>> BEGIN Data supplied

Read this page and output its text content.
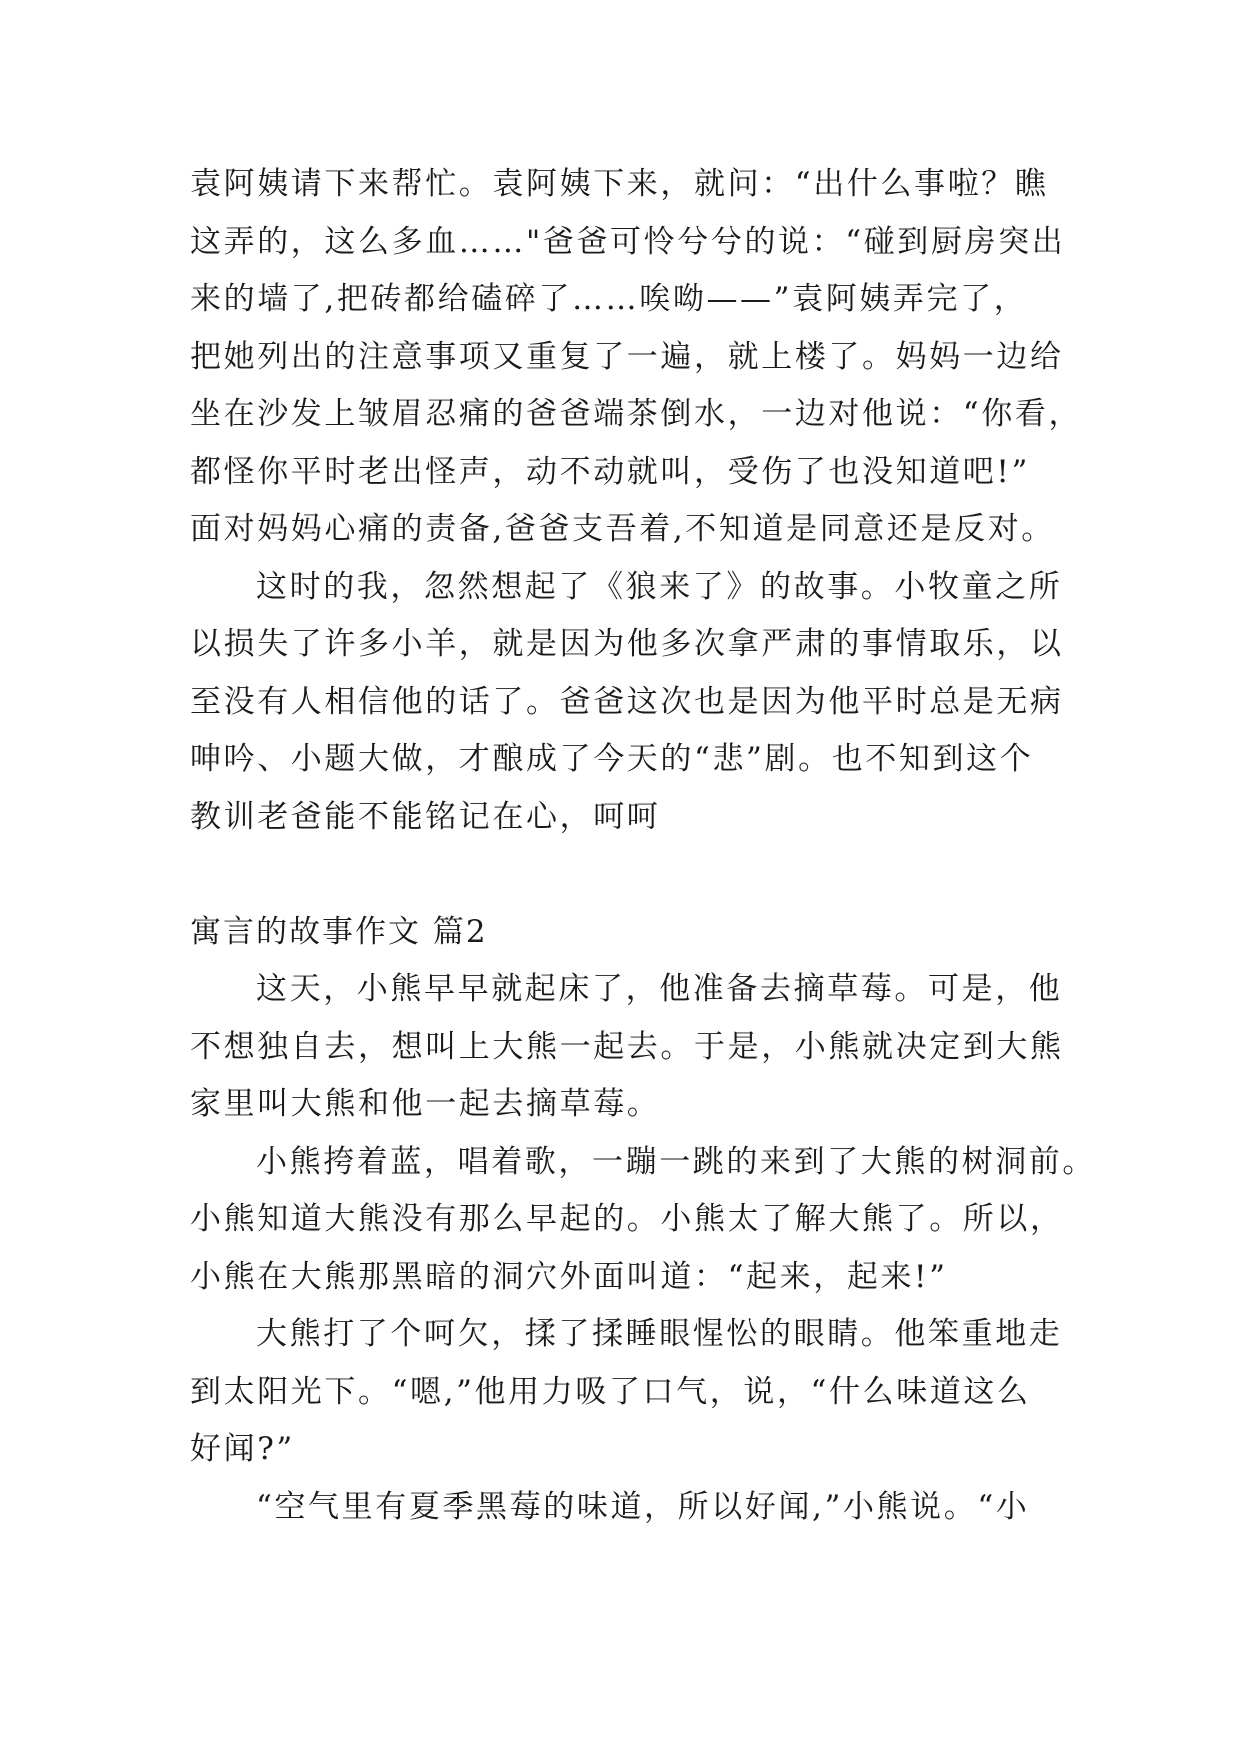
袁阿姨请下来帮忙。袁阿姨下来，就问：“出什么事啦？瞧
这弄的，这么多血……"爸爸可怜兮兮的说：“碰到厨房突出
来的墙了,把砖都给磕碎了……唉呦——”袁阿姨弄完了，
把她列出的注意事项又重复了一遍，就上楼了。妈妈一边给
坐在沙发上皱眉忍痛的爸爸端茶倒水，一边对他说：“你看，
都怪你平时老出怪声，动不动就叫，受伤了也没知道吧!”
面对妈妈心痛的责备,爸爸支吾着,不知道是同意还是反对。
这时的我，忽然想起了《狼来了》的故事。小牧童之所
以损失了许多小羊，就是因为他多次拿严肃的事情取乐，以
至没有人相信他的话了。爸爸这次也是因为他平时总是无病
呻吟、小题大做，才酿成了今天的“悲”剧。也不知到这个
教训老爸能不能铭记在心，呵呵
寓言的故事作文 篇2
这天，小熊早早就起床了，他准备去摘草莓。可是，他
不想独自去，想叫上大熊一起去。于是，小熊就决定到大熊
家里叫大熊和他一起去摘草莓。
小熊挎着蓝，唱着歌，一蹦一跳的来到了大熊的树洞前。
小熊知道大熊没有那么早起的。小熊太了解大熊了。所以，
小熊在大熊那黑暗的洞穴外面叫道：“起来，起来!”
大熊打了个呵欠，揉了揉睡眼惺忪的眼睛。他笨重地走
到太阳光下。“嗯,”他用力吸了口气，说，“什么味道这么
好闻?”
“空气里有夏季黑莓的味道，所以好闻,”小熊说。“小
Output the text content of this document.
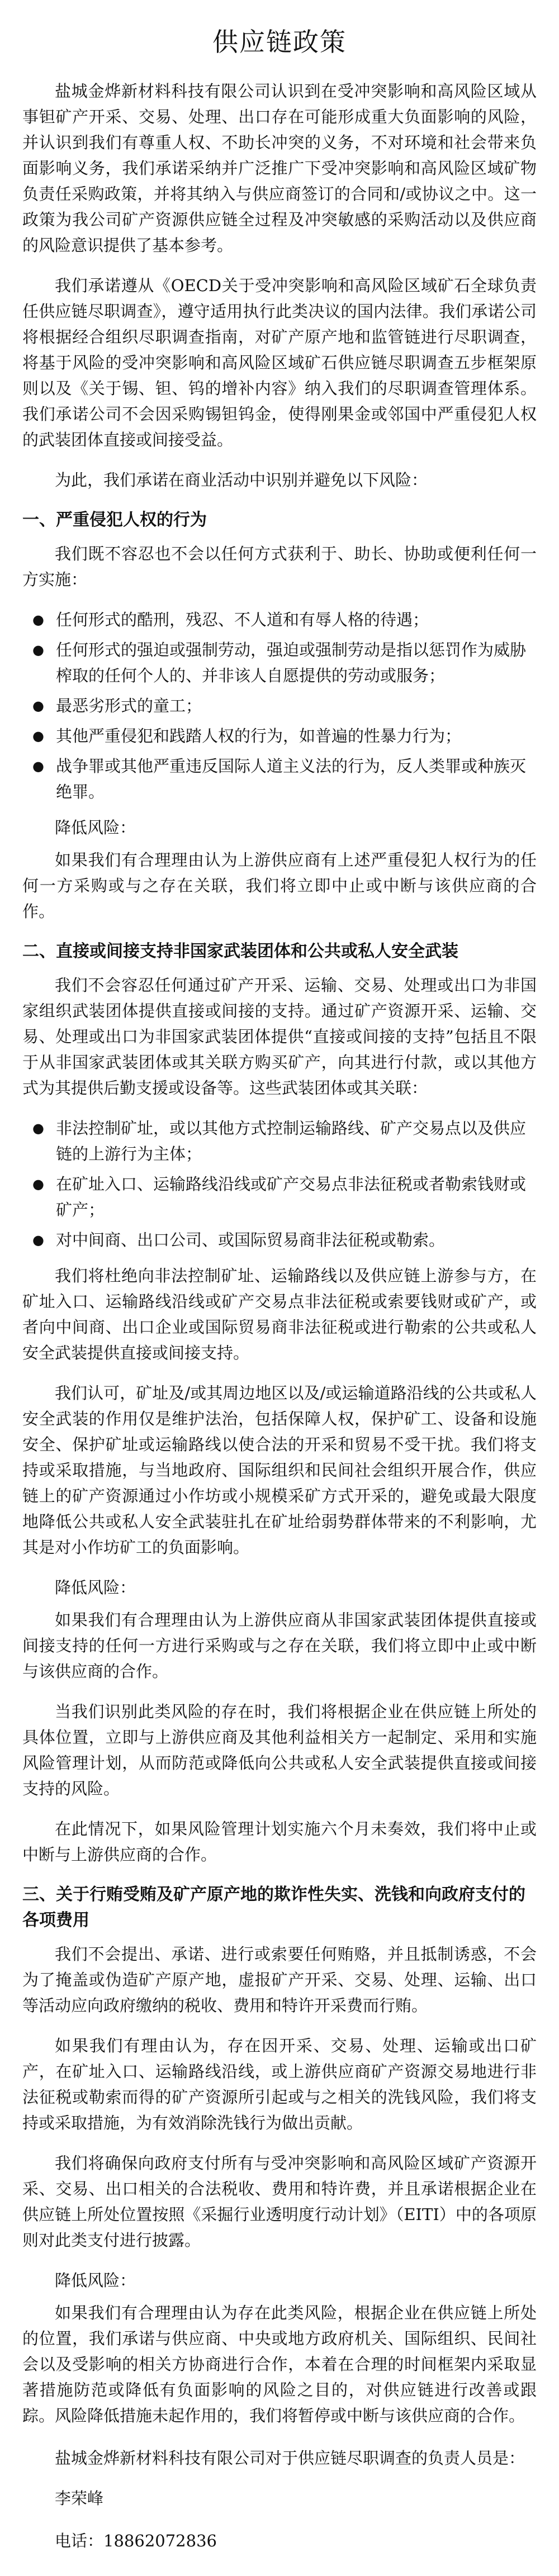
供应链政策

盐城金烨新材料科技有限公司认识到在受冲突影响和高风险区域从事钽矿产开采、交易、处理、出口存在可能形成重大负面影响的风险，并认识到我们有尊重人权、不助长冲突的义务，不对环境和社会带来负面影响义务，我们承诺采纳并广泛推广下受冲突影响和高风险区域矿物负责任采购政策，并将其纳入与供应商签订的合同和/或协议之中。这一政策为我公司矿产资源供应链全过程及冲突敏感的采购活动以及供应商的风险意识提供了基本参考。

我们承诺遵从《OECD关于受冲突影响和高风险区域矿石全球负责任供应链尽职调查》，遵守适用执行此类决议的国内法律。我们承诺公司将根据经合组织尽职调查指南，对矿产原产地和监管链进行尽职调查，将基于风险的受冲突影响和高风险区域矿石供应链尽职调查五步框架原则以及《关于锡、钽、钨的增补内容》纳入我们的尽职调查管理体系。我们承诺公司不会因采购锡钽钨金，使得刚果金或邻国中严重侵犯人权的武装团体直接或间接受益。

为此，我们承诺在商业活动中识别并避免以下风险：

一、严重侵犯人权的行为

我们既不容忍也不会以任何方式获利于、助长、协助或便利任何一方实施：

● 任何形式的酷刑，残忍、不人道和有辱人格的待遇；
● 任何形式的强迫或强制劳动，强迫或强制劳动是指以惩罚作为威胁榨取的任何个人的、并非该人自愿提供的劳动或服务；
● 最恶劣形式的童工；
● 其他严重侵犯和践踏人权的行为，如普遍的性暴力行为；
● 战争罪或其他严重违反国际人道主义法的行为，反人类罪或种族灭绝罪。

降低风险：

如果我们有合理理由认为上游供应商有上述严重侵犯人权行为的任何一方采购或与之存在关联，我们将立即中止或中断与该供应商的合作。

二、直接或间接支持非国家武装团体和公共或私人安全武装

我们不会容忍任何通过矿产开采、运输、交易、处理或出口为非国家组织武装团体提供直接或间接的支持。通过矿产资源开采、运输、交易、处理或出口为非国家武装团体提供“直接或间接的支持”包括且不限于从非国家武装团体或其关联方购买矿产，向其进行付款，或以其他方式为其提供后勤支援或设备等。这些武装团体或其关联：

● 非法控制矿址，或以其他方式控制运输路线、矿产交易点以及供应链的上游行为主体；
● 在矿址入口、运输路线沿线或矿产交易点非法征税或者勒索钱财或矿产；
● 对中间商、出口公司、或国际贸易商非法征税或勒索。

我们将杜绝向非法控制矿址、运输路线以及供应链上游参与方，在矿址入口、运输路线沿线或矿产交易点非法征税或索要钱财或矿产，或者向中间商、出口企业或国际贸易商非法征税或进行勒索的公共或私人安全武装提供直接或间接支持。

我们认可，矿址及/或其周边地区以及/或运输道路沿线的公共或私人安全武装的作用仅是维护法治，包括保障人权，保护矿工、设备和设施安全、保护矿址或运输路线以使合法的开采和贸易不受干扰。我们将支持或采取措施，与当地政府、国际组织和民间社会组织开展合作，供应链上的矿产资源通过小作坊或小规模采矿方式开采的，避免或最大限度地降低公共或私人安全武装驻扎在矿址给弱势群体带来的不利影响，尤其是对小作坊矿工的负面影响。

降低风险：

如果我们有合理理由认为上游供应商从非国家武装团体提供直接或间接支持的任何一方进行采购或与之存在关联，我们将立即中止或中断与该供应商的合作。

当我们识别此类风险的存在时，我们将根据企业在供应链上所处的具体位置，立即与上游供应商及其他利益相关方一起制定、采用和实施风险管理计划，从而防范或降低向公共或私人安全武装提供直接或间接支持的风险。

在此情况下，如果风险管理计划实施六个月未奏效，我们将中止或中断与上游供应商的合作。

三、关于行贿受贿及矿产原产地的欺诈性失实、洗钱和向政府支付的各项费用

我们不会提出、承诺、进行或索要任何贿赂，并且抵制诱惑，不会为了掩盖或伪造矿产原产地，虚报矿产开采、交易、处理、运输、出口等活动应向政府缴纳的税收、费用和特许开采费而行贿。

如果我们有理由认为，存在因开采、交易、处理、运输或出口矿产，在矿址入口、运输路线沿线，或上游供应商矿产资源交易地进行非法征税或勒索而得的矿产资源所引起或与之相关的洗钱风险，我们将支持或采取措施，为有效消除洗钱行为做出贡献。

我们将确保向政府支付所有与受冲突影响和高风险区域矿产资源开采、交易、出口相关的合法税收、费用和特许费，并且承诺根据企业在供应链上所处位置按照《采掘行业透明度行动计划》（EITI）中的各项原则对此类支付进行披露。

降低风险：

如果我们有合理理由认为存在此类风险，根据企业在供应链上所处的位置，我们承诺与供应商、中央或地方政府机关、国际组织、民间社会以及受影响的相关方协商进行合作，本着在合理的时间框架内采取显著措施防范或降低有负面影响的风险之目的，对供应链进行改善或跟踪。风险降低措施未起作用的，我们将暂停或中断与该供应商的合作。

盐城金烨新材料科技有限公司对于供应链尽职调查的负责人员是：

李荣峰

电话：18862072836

>> END Data supplied
>> BEGIN Data supplied

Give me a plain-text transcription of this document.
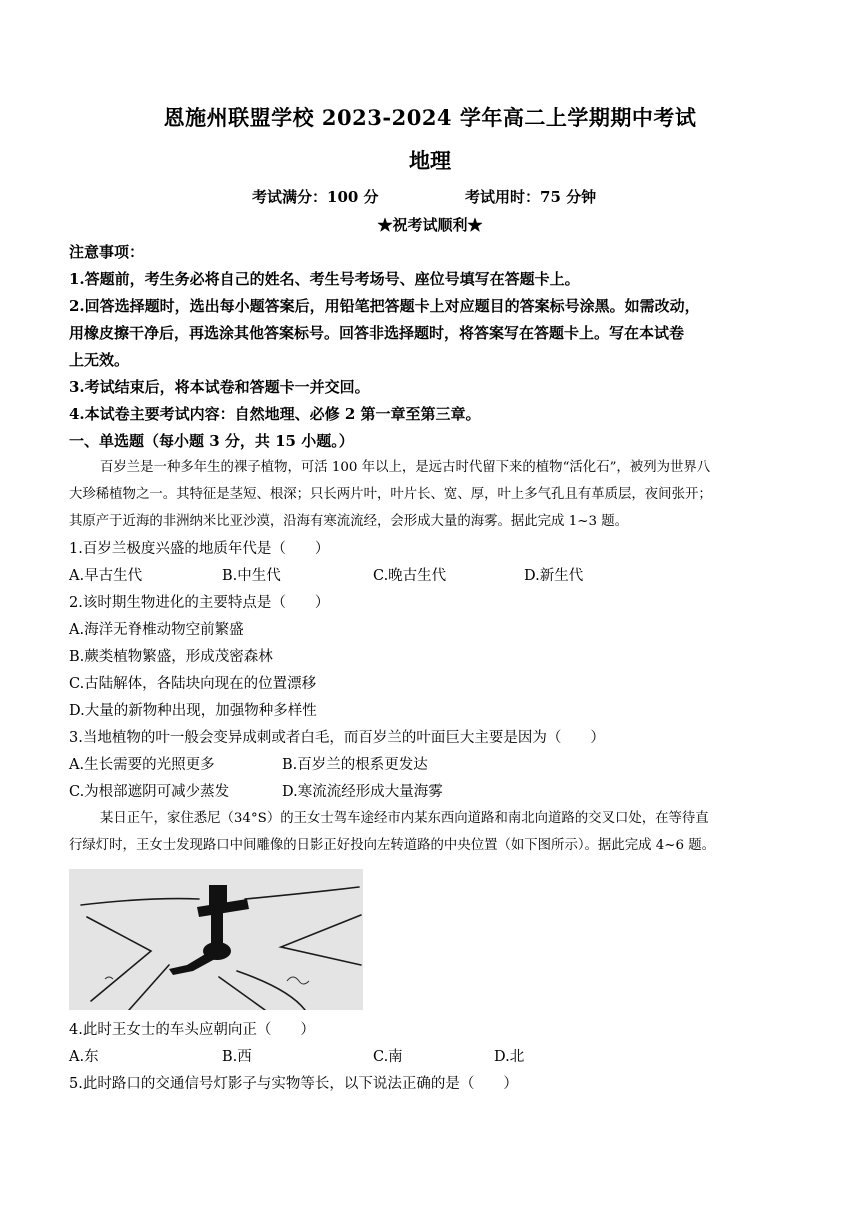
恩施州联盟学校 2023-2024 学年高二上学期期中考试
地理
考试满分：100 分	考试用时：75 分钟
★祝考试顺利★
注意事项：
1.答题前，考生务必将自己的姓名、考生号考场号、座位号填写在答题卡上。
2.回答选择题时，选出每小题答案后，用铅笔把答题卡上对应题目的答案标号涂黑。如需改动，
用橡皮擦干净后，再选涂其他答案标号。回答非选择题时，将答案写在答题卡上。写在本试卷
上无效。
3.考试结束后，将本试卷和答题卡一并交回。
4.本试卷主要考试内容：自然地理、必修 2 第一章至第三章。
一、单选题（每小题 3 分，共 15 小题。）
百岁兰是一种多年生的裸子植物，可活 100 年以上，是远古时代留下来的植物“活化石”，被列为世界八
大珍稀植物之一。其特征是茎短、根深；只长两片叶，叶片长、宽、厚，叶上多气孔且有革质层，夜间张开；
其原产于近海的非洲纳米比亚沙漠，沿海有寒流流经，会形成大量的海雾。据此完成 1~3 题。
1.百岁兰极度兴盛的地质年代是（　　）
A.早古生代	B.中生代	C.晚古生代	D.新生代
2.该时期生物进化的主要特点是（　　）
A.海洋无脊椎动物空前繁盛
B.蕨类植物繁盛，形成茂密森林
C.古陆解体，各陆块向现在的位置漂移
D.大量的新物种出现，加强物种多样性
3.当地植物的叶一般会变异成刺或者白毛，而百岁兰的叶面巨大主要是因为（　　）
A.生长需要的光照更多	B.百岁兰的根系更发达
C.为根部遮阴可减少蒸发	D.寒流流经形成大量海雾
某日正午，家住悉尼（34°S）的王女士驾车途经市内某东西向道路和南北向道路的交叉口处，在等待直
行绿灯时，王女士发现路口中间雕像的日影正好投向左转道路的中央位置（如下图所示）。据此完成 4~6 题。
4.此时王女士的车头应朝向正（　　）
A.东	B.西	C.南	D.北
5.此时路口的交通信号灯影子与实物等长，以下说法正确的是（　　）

>> END Data supplied
>> BEGIN Data supplied

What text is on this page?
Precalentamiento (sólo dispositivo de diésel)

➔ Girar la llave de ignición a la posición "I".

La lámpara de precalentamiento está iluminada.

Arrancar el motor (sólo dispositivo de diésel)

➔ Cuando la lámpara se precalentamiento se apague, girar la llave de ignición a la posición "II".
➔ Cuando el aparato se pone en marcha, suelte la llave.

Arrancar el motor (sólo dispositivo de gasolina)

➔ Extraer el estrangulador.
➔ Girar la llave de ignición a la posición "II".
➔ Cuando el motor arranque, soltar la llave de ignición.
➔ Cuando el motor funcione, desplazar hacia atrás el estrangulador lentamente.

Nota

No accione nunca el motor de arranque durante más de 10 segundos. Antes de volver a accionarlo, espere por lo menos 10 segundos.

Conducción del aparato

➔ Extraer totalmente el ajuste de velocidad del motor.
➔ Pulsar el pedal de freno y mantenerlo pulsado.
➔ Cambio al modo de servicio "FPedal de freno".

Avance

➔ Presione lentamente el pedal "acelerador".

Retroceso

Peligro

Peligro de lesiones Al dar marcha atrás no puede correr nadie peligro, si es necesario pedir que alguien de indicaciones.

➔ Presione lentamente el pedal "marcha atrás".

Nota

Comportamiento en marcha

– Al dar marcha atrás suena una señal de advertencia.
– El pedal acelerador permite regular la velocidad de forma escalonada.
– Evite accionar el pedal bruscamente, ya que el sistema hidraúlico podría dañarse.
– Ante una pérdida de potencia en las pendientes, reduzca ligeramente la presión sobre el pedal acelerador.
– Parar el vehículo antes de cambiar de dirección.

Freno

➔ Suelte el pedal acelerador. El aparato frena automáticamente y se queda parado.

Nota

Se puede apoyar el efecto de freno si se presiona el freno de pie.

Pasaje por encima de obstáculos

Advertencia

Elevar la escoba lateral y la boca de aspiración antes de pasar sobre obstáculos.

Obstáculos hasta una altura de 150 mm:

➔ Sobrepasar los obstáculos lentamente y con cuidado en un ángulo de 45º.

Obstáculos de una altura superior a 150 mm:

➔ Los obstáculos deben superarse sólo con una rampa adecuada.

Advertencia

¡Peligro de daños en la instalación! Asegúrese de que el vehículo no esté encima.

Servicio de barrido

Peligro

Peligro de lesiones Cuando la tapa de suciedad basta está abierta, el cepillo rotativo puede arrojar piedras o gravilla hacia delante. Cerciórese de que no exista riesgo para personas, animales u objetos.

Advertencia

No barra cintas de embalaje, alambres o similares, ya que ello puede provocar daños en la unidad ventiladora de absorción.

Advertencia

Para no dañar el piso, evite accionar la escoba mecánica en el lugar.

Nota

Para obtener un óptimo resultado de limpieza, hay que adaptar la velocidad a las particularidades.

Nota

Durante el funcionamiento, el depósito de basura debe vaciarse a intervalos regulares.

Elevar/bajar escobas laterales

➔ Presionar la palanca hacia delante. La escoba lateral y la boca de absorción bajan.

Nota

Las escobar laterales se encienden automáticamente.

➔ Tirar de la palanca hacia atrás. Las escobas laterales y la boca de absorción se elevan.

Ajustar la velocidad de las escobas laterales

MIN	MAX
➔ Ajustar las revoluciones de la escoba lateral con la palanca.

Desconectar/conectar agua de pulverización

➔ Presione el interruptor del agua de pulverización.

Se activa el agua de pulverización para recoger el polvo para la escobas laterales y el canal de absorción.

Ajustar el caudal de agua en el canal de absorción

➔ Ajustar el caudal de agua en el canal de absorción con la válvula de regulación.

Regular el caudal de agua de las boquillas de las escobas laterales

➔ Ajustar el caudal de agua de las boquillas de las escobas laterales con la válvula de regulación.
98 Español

>> END Data supplied

What is required
Read the entries and select each line where the word "diésel" is found.

Response to this task
Precalentamiento (sólo dispositivo de diésel)
Arrancar el motor (sólo dispositivo de diésel)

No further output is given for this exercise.